═════ EXTRACTED INFORMATION ═════

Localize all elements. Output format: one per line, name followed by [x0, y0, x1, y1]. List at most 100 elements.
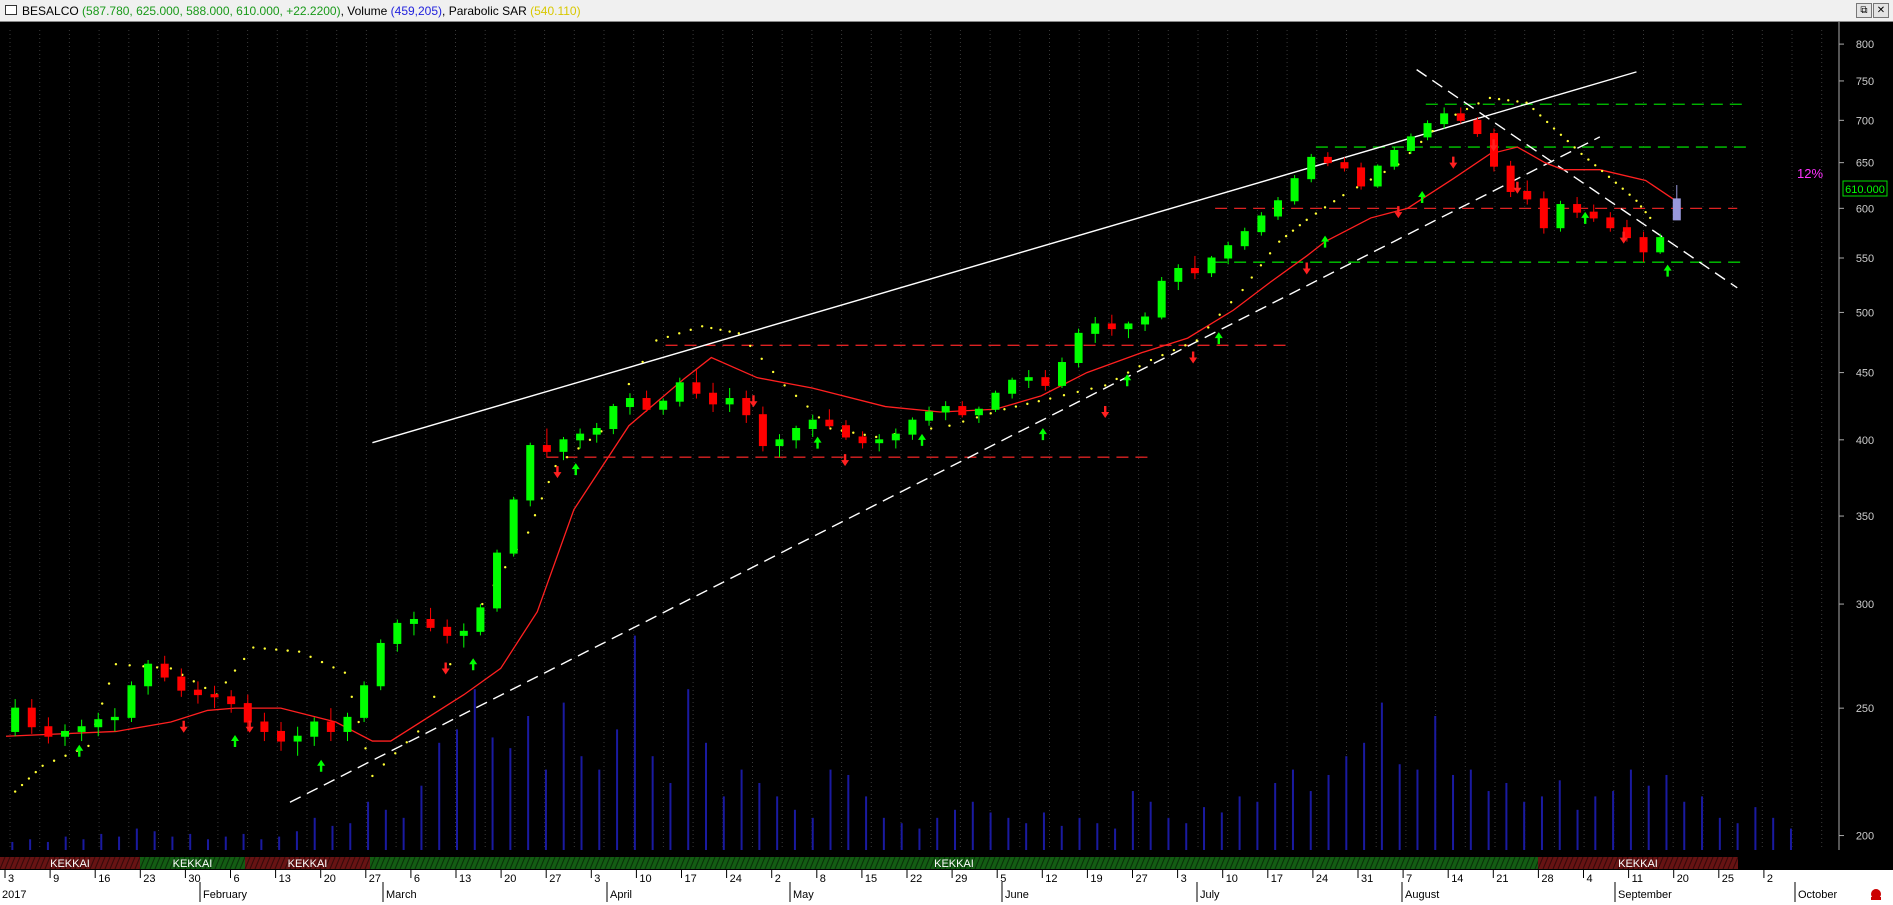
volume-bar [971, 801, 974, 850]
volume-bar [882, 817, 885, 850]
candle-body [1373, 165, 1382, 187]
date-tick-label: 4 [1587, 873, 1593, 885]
volume-bar [1220, 812, 1223, 850]
volume-bar [11, 841, 14, 850]
symbol-label: BESALCO [22, 4, 79, 18]
month-label: April [610, 889, 632, 901]
candle-body [227, 696, 236, 705]
candle-body [343, 716, 352, 732]
volume-bar [1487, 791, 1490, 850]
volume-bar [1167, 817, 1170, 850]
sar-dot [666, 335, 670, 339]
sar-dot [224, 681, 228, 684]
sar-dot [929, 427, 933, 430]
volume-bar [829, 769, 832, 850]
sar-dot [1259, 264, 1263, 267]
sar-dot [975, 416, 979, 419]
volume-bar [1612, 791, 1615, 850]
volume-bar [278, 836, 281, 850]
volume-bar [206, 839, 209, 850]
volume-bar [118, 836, 121, 850]
candle-body [841, 425, 850, 438]
volume-bar [1345, 756, 1348, 850]
volume-bar [1558, 780, 1561, 850]
candle-body [1473, 119, 1482, 135]
sar-dot [417, 730, 420, 733]
sar-dot [1454, 113, 1457, 116]
sar-dot [405, 741, 408, 744]
date-tick-label: 24 [1316, 873, 1328, 885]
volume-bar [349, 823, 352, 850]
volume-bar [260, 839, 263, 850]
candle-body [1589, 211, 1598, 219]
candle-body [360, 685, 369, 718]
candle-body [1257, 215, 1266, 233]
volume-bar [793, 809, 796, 850]
price-chart[interactable]: 800750700650600550500450400350300250200 … [0, 22, 1893, 905]
volume-bar [295, 831, 298, 850]
volume-bar [936, 817, 939, 850]
sar-dot [1284, 234, 1288, 238]
volume-bar [954, 809, 957, 850]
sar-dot [1323, 206, 1327, 209]
window-title: BESALCO (587.780, 625.000, 588.000, 610.… [22, 4, 581, 18]
sar-dot [1014, 405, 1018, 408]
date-tick-label: 3 [8, 873, 14, 885]
sar-dot [1507, 99, 1510, 102]
volume-bar [1203, 807, 1206, 850]
sar-dot [382, 763, 386, 766]
volume-bar [224, 836, 227, 850]
sar-dot [41, 764, 44, 767]
candle-body [1656, 237, 1665, 253]
volume-bar [1540, 796, 1543, 850]
sar-dot [1607, 175, 1611, 179]
volume-bar [1007, 817, 1010, 850]
sar-dot [1383, 170, 1386, 174]
sar-dot [107, 682, 111, 685]
sar-dot [1644, 210, 1647, 214]
volume-bar [384, 809, 387, 850]
close-button[interactable]: ✕ [1873, 3, 1889, 18]
candle-body [210, 694, 219, 698]
sar-dot [1552, 127, 1556, 130]
candle-body [908, 419, 917, 435]
sar-dot [242, 657, 246, 661]
date-tick-label: 13 [279, 873, 291, 885]
sar-dot [1594, 164, 1597, 167]
volume-bar [402, 817, 405, 850]
candle-body [808, 419, 817, 430]
sar-dot [481, 602, 484, 606]
volume-bar [1363, 742, 1366, 850]
candle-body [393, 622, 402, 644]
sar-dot [1580, 152, 1583, 156]
date-tick-label: 12 [1045, 873, 1057, 885]
sar-indicator-label: Parabolic SAR [448, 4, 527, 18]
sar-dot [1465, 107, 1469, 111]
sar-dot [1614, 181, 1618, 184]
sar-dot [641, 360, 644, 364]
date-tick-label: 2 [1767, 873, 1773, 885]
candle-body [1074, 332, 1083, 364]
month-label: May [793, 889, 814, 901]
sar-dot [817, 416, 821, 419]
volume-bar [100, 833, 103, 850]
kekkai-band-row: KEKKAI KEKKAI KEKKAI KEKKAI KEKKAI [0, 856, 1739, 870]
candle-body [825, 419, 834, 427]
sar-dot [962, 420, 965, 423]
volume-bar [1754, 807, 1757, 850]
volume-bar [651, 756, 654, 850]
candle-body [1157, 280, 1166, 318]
restore-button[interactable]: ⧉ [1856, 3, 1872, 18]
candle-body [1573, 204, 1582, 213]
candle-body [1107, 323, 1116, 330]
candle-body [77, 726, 86, 732]
volume-bar [1469, 769, 1472, 850]
sar-dot [1062, 394, 1066, 397]
sar-dot [1090, 387, 1093, 390]
candle-body [243, 703, 252, 723]
sar-dot [1003, 408, 1006, 411]
candle-body [1406, 136, 1415, 151]
candle-body [576, 433, 585, 441]
volume-bar [1594, 796, 1597, 850]
sar-dot [547, 480, 550, 484]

═════

SET PROBLEM:
In the listing, change "volume-bar" to "volume-column" from the line with "volume-bar [971, 801, 974, 850]" to the line with "candle-body [343, 716, 352, 732]", and give back only those lines with nothing else altered.

CORRECT RESPONSE:
volume-column [971, 801, 974, 850]
volume-column [882, 817, 885, 850]
candle-body [1373, 165, 1382, 187]
date-tick-label: 4 [1587, 873, 1593, 885]
volume-column [1220, 812, 1223, 850]
volume-column [11, 841, 14, 850]
symbol-label: BESALCO [22, 4, 79, 18]
month-label: April [610, 889, 632, 901]
candle-body [227, 696, 236, 705]
candle-body [343, 716, 352, 732]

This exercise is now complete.